A run of records:

>>

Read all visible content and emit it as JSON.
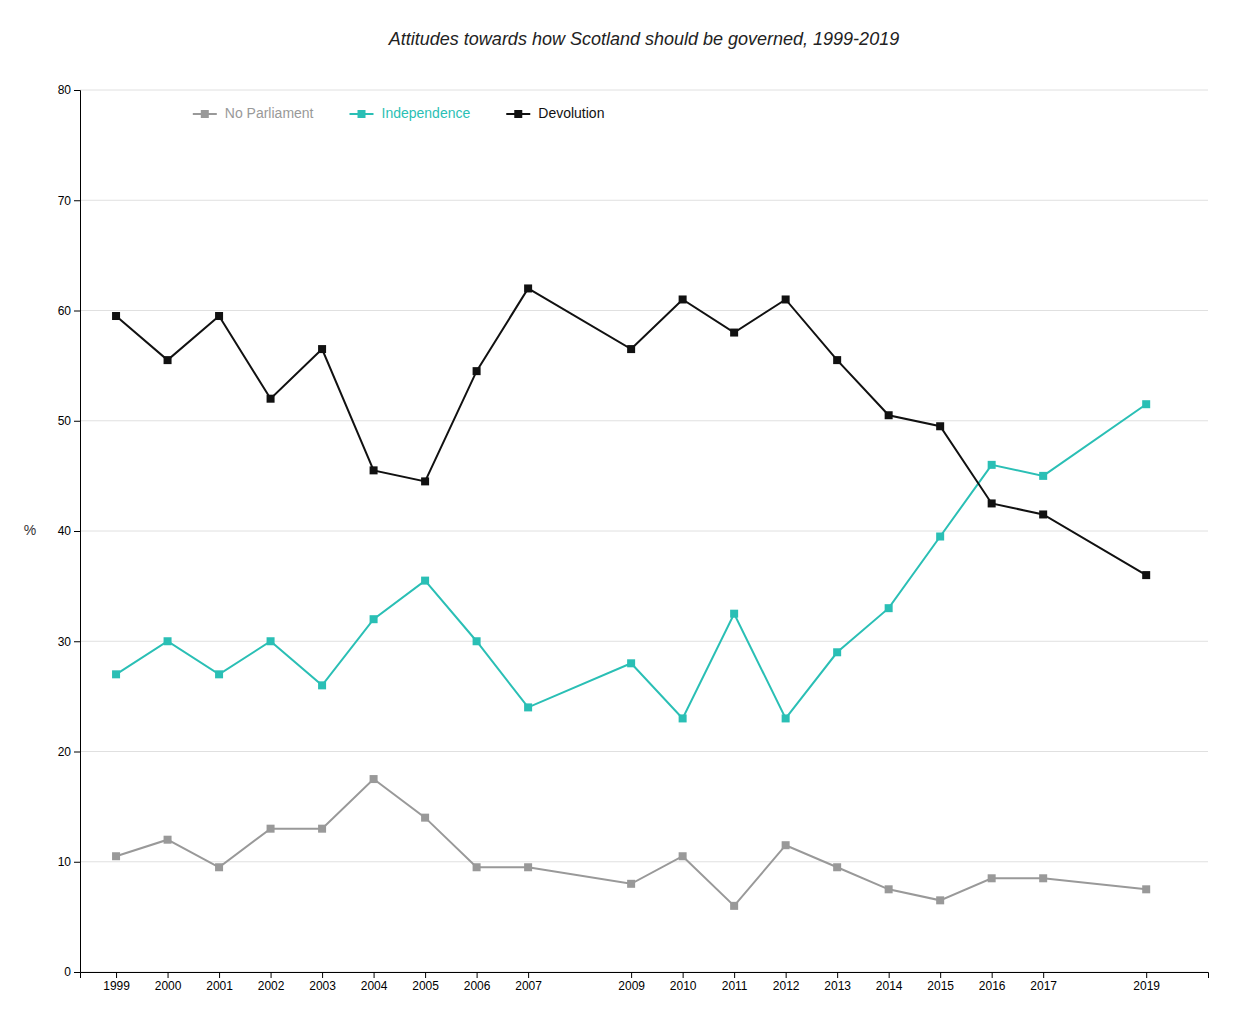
{
  "chart_data": {
    "type": "line",
    "title": "Attitudes towards how Scotland should be governed, 1999-2019",
    "ylabel": "%",
    "x": [
      1999,
      2000,
      2001,
      2002,
      2003,
      2004,
      2005,
      2006,
      2007,
      2009,
      2010,
      2011,
      2012,
      2013,
      2014,
      2015,
      2016,
      2017,
      2019
    ],
    "xlim": [
      1998.3,
      2020.2
    ],
    "xticks": [
      1999,
      2000,
      2001,
      2002,
      2003,
      2004,
      2005,
      2006,
      2007,
      2009,
      2010,
      2011,
      2012,
      2013,
      2014,
      2015,
      2016,
      2017,
      2019
    ],
    "ylim": [
      0,
      80
    ],
    "yticks": [
      0,
      10,
      20,
      30,
      40,
      50,
      60,
      70,
      80
    ],
    "grid": true,
    "legend": "upper left",
    "series": [
      {
        "name": "No Parliament",
        "color": "#999999",
        "marker": "square",
        "values": [
          10.5,
          12,
          9.5,
          13,
          13,
          17.5,
          14,
          9.5,
          9.5,
          8,
          10.5,
          6,
          11.5,
          9.5,
          7.5,
          6.5,
          8.5,
          8.5,
          7.5
        ]
      },
      {
        "name": "Independence",
        "color": "#2abfb5",
        "marker": "square",
        "values": [
          27,
          30,
          27,
          30,
          26,
          32,
          35.5,
          30,
          24,
          28,
          23,
          32.5,
          23,
          29,
          33,
          39.5,
          46,
          45,
          51.5
        ]
      },
      {
        "name": "Devolution",
        "color": "#111111",
        "marker": "square",
        "values": [
          59.5,
          55.5,
          59.5,
          52,
          56.5,
          45.5,
          44.5,
          54.5,
          62,
          56.5,
          61,
          58,
          61,
          55.5,
          50.5,
          49.5,
          42.5,
          41.5,
          36
        ]
      }
    ]
  }
}
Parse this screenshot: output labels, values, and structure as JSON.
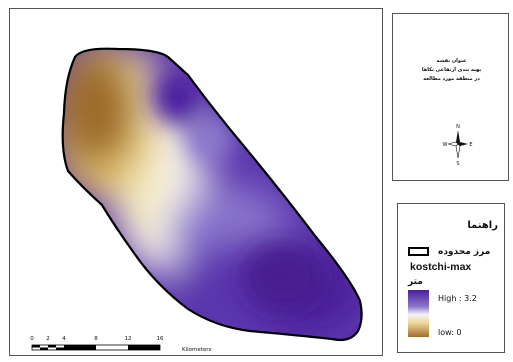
{
  "map": {
    "layer": "kostchi-max",
    "legend": {
      "heading": "راهنما",
      "boundary_label": "مرز محدوده",
      "unit_label": "متر",
      "high_label": "High : 3.2",
      "low_label": "low: 0",
      "high_value": 3.2,
      "low_value": 0,
      "high_color": "#4b1fa0",
      "low_color": "#a06e2a"
    },
    "title_block": {
      "line1": "عنوان نقشه",
      "line2": "پهنه بندی ارتفاعی تکاها",
      "line3": "در منطقه مورد مطالعه"
    },
    "north_arrow": {
      "n": "N",
      "s": "S",
      "e": "E",
      "w": "W",
      "icon": "compass-rose-icon"
    },
    "scale_bar": {
      "ticks": [
        "0",
        "2",
        "4",
        "8",
        "12",
        "16"
      ],
      "unit": "Kilometers"
    }
  }
}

<<

* [WORK REQUIRED] Repeat the records in full, exactly as they appear, without the pictures.

* [OUTPUT OF THE TASK]
Read all visible content and emit it as JSON.
{
  "chart_data": {
    "type": "line",
    "title": "Attitudes towards how Scotland should be governed, 1999-2019",
    "ylabel": "%",
    "x": [
      1999,
      2000,
      2001,
      2002,
      2003,
      2004,
      2005,
      2006,
      2007,
      2009,
      2010,
      2011,
      2012,
      2013,
      2014,
      2015,
      2016,
      2017,
      2019
    ],
    "xlim": [
      1998.3,
      2020.2
    ],
    "xticks": [
      1999,
      2000,
      2001,
      2002,
      2003,
      2004,
      2005,
      2006,
      2007,
      2009,
      2010,
      2011,
      2012,
      2013,
      2014,
      2015,
      2016,
      2017,
      2019
    ],
    "ylim": [
      0,
      80
    ],
    "yticks": [
      0,
      10,
      20,
      30,
      40,
      50,
      60,
      70,
      80
    ],
    "grid": true,
    "legend": "upper left",
    "series": [
      {
        "name": "No Parliament",
        "color": "#999999",
        "marker": "square",
        "values": [
          10.5,
          12,
          9.5,
          13,
          13,
          17.5,
          14,
          9.5,
          9.5,
          8,
          10.5,
          6,
          11.5,
          9.5,
          7.5,
          6.5,
          8.5,
          8.5,
          7.5
        ]
      },
      {
        "name": "Independence",
        "color": "#2abfb5",
        "marker": "square",
        "values": [
          27,
          30,
          27,
          30,
          26,
          32,
          35.5,
          30,
          24,
          28,
          23,
          32.5,
          23,
          29,
          33,
          39.5,
          46,
          45,
          51.5
        ]
      },
      {
        "name": "Devolution",
        "color": "#111111",
        "marker": "square",
        "values": [
          59.5,
          55.5,
          59.5,
          52,
          56.5,
          45.5,
          44.5,
          54.5,
          62,
          56.5,
          61,
          58,
          61,
          55.5,
          50.5,
          49.5,
          42.5,
          41.5,
          36
        ]
      }
    ]
  }
}
Parse this screenshot: output labels, values, and structure as JSON.
{
  "map": {
    "layer": "kostchi-max",
    "legend": {
      "heading": "راهنما",
      "boundary_label": "مرز محدوده",
      "unit_label": "متر",
      "high_label": "High : 3.2",
      "low_label": "low: 0",
      "high_value": 3.2,
      "low_value": 0,
      "high_color": "#4b1fa0",
      "low_color": "#a06e2a"
    },
    "title_block": {
      "line1": "عنوان نقشه",
      "line2": "پهنه بندی ارتفاعی تکاها",
      "line3": "در منطقه مورد مطالعه"
    },
    "north_arrow": {
      "n": "N",
      "s": "S",
      "e": "E",
      "w": "W",
      "icon": "compass-rose-icon"
    },
    "scale_bar": {
      "ticks": [
        "0",
        "2",
        "4",
        "8",
        "12",
        "16"
      ],
      "unit": "Kilometers"
    }
  }
}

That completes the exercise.